Exercise objective: Format everything from the first of the rows below down to the line containing "lowest-release-height: Lowest release" as a JSON list of strings, one string per line, leaving out blank lines.

========================

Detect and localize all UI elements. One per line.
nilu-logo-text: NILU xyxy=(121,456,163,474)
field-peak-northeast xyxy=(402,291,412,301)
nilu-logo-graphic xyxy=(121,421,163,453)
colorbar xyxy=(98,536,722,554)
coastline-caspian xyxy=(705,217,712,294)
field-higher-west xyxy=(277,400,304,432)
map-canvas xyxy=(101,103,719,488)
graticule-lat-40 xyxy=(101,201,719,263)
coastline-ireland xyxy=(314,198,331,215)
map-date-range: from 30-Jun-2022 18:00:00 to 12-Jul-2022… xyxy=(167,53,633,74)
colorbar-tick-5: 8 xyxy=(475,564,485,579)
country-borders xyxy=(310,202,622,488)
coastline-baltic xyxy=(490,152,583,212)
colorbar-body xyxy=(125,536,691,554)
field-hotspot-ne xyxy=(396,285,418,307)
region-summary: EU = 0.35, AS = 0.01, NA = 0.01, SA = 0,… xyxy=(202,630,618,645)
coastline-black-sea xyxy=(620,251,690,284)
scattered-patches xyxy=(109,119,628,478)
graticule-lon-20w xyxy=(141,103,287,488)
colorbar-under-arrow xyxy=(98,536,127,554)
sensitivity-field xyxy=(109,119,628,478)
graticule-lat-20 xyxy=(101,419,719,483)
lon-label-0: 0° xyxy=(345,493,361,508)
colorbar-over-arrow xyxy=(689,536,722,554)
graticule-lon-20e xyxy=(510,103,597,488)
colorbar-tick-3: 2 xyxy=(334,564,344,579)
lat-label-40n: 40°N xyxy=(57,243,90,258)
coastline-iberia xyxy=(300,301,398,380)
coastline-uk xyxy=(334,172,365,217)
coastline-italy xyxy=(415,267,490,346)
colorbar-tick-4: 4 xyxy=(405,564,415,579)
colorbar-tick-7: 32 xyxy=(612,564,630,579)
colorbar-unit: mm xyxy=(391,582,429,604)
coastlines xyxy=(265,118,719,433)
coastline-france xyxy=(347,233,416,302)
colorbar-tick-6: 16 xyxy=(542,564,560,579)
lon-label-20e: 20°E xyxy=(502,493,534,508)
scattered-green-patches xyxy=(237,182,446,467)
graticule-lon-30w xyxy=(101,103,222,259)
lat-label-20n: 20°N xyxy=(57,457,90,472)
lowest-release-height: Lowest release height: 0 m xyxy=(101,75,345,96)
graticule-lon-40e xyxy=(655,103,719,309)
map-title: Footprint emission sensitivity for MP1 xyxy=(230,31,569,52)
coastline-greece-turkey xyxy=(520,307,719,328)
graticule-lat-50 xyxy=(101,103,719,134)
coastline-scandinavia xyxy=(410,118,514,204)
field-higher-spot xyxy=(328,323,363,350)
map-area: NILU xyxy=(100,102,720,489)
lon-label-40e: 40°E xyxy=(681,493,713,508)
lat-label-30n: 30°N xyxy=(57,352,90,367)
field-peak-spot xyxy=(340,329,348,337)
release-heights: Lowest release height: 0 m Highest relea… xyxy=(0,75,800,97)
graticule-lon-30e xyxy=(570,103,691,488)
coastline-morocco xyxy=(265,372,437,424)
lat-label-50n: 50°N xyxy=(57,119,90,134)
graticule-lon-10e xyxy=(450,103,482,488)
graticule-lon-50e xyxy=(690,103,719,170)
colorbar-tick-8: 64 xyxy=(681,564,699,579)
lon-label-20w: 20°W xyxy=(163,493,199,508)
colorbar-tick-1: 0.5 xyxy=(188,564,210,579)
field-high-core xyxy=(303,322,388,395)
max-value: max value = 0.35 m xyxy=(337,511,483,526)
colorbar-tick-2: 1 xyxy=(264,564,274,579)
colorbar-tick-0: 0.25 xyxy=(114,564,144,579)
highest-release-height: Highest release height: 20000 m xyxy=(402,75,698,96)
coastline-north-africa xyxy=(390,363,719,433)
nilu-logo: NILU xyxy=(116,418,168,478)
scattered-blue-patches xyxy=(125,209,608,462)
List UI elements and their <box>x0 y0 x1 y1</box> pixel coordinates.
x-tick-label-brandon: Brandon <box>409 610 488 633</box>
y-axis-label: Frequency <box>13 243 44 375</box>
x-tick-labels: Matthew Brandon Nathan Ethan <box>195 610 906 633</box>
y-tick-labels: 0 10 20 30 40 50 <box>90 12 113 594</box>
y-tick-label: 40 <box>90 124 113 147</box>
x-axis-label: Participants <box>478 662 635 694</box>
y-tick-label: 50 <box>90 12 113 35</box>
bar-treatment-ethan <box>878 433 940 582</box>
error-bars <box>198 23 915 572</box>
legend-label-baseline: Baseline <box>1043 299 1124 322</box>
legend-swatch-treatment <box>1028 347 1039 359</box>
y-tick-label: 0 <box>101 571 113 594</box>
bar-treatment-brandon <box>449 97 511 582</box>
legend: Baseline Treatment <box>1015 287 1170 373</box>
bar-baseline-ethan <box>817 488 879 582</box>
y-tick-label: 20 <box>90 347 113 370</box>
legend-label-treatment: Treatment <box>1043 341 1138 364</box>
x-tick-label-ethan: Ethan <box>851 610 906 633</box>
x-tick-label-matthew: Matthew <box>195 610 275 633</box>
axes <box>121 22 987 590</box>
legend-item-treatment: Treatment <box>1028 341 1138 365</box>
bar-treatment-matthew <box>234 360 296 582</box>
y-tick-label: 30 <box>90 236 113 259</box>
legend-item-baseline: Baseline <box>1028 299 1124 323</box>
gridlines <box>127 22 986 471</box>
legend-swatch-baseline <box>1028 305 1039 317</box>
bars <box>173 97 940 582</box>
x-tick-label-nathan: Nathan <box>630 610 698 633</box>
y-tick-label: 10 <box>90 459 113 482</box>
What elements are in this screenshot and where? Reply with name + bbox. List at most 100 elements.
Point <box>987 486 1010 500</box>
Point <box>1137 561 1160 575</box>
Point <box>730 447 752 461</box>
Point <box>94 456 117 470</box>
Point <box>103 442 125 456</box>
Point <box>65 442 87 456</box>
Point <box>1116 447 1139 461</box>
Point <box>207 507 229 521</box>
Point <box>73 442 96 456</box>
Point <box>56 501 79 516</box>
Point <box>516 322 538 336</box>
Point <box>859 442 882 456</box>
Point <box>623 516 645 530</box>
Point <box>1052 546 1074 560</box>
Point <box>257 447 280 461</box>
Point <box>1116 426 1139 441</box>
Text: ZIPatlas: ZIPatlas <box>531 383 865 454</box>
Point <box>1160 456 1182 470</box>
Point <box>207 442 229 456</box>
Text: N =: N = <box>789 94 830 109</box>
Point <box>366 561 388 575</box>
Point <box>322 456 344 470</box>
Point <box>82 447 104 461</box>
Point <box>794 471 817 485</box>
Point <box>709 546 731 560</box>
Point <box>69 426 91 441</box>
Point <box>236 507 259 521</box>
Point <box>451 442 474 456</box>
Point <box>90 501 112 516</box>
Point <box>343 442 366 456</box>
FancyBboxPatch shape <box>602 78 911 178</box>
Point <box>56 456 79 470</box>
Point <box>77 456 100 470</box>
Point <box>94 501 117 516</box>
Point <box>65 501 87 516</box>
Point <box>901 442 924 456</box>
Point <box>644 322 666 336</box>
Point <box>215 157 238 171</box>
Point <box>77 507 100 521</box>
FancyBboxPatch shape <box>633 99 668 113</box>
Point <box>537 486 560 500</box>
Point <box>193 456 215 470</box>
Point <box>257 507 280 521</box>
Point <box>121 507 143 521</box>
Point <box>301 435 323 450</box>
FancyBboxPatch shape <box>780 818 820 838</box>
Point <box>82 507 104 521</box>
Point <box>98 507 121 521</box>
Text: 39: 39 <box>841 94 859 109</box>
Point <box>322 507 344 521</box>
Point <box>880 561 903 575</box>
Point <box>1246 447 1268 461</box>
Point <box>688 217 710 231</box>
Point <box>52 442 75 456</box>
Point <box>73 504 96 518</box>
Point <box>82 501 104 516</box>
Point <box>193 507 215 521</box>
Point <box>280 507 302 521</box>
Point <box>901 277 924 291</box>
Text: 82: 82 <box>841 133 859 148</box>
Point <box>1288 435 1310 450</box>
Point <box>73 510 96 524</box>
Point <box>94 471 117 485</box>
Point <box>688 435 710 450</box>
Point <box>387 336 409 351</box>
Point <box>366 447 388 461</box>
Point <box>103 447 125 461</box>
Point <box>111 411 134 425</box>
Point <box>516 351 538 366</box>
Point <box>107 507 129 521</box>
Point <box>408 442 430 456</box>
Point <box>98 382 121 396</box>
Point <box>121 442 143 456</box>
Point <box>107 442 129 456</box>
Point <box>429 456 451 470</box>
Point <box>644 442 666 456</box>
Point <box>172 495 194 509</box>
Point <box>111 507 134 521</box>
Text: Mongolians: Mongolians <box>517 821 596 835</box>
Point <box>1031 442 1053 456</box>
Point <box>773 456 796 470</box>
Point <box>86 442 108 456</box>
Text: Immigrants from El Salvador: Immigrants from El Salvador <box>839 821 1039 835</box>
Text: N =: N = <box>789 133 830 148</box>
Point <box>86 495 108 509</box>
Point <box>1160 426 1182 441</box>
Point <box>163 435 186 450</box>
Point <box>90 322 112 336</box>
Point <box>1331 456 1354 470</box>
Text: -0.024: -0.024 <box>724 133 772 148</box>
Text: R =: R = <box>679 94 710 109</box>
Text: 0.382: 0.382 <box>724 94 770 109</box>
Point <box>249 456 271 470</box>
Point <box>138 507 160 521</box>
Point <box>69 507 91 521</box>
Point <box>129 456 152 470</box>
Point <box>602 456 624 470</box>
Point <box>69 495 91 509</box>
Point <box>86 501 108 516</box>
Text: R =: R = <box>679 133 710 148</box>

========================

Written answer:
[
  "Detect and localize all UI elements. One per line.",
  "nilu-logo-text: NILU xyxy=(121,456,163,474)",
  "field-peak-northeast xyxy=(402,291,412,301)",
  "nilu-logo-graphic xyxy=(121,421,163,453)",
  "colorbar xyxy=(98,536,722,554)",
  "coastline-caspian xyxy=(705,217,712,294)",
  "field-higher-west xyxy=(277,400,304,432)",
  "map-canvas xyxy=(101,103,719,488)",
  "graticule-lat-40 xyxy=(101,201,719,263)",
  "coastline-ireland xyxy=(314,198,331,215)",
  "map-date-range: from 30-Jun-2022 18:00:00 to 12-Jul-2022… xyxy=(167,53,633,74)",
  "colorbar-tick-5: 8 xyxy=(475,564,485,579)",
  "country-borders xyxy=(310,202,622,488)",
  "coastline-baltic xyxy=(490,152,583,212)",
  "colorbar-body xyxy=(125,536,691,554)",
  "field-hotspot-ne xyxy=(396,285,418,307)",
  "region-summary: EU = 0.35, AS = 0.01, NA = 0.01, SA = 0,… xyxy=(202,630,618,645)",
  "coastline-black-sea xyxy=(620,251,690,284)",
  "scattered-patches xyxy=(109,119,628,478)",
  "graticule-lon-20w xyxy=(141,103,287,488)",
  "colorbar-under-arrow xyxy=(98,536,127,554)",
  "sensitivity-field xyxy=(109,119,628,478)",
  "graticule-lat-20 xyxy=(101,419,719,483)",
  "lon-label-0: 0° xyxy=(345,493,361,508)",
  "colorbar-over-arrow xyxy=(689,536,722,554)",
  "graticule-lon-20e xyxy=(510,103,597,488)",
  "colorbar-tick-3: 2 xyxy=(334,564,344,579)",
  "lat-label-40n: 40°N xyxy=(57,243,90,258)",
  "coastline-iberia xyxy=(300,301,398,380)",
  "coastline-uk xyxy=(334,172,365,217)",
  "coastline-italy xyxy=(415,267,490,346)",
  "colorbar-tick-4: 4 xyxy=(405,564,415,579)",
  "colorbar-tick-7: 32 xyxy=(612,564,630,579)",
  "colorbar-unit: mm xyxy=(391,582,429,604)",
  "coastlines xyxy=(265,118,719,433)",
  "coastline-france xyxy=(347,233,416,302)",
  "colorbar-tick-6: 16 xyxy=(542,564,560,579)",
  "lon-label-20e: 20°E xyxy=(502,493,534,508)",
  "scattered-green-patches xyxy=(237,182,446,467)",
  "graticule-lon-30w xyxy=(101,103,222,259)",
  "lat-label-20n: 20°N xyxy=(57,457,90,472)",
  "lowest-release-height: Lowest release height: 0 m xyxy=(101,75,345,96)"
]